WHAT YOU HAVE TO DO. Only the lines holding the string "Phagocyten" are needed; copy each of them from the data.

::::

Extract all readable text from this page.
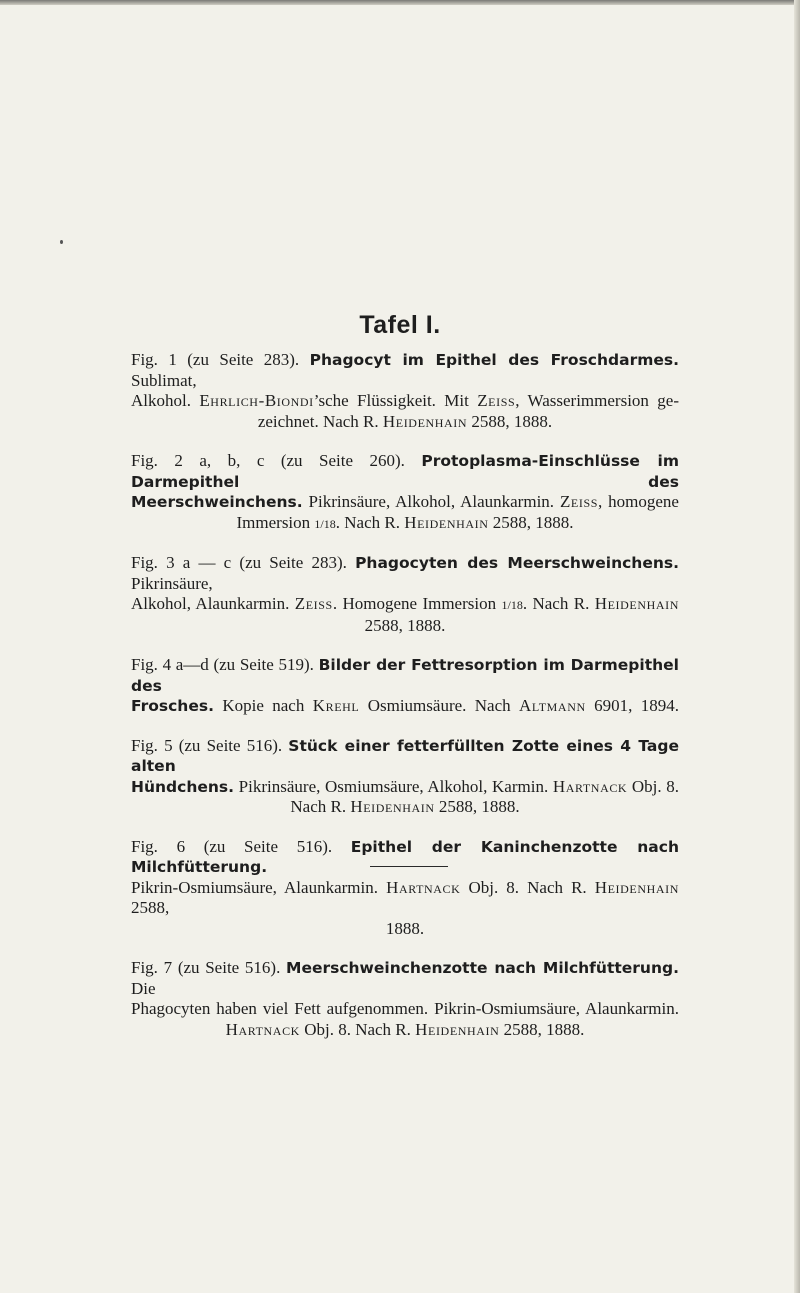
Tafel I.

Fig. 1 (zu Seite 283). Phagocyt im Epithel des Froschdarmes. Sublimat,

Alkohol. Ehrlich-Biondi’sche Flüssigkeit. Mit Zeiss, Wasserimmersion ge-

zeichnet. Nach R. Heidenhain 2588, 1888.

Fig. 2 a, b, c (zu Seite 260). Protoplasma-Einschlüsse im Darmepithel des

Meerschweinchens. Pikrinsäure, Alkohol, Alaunkarmin. Zeiss, homogene

Immersion 1/18. Nach R. Heidenhain 2588, 1888.

Fig. 3 a — c (zu Seite 283). Phagocyten des Meerschweinchens. Pikrinsäure,

Alkohol, Alaunkarmin. Zeiss. Homogene Immersion 1/18. Nach R. Heidenhain

2588, 1888.

Fig. 4 a—d (zu Seite 519). Bilder der Fettresorption im Darmepithel des

Frosches. Kopie nach Krehl Osmiumsäure. Nach Altmann 6901, 1894.

Fig. 5 (zu Seite 516). Stück einer fetterfüllten Zotte eines 4 Tage alten

Hündchens. Pikrinsäure, Osmiumsäure, Alkohol, Karmin. Hartnack Obj. 8.

Nach R. Heidenhain 2588, 1888.

Fig. 6 (zu Seite 516). Epithel der Kaninchenzotte nach Milchfütterung.

Pikrin-Osmiumsäure, Alaunkarmin. Hartnack Obj. 8. Nach R. Heidenhain 2588,

1888.

Fig. 7 (zu Seite 516). Meerschweinchenzotte nach Milchfütterung. Die

Phagocyten haben viel Fett aufgenommen. Pikrin-Osmiumsäure, Alaunkarmin.

Hartnack Obj. 8. Nach R. Heidenhain 2588, 1888.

::::

SOLVED EXERCISE.
Fig. 3 a — c (zu Seite 283). Phagocyten des Meerschweinchens. Pikrinsäure,
Phagocyten haben viel Fett aufgenommen. Pikrin-Osmiumsäure, Alaunkarmin.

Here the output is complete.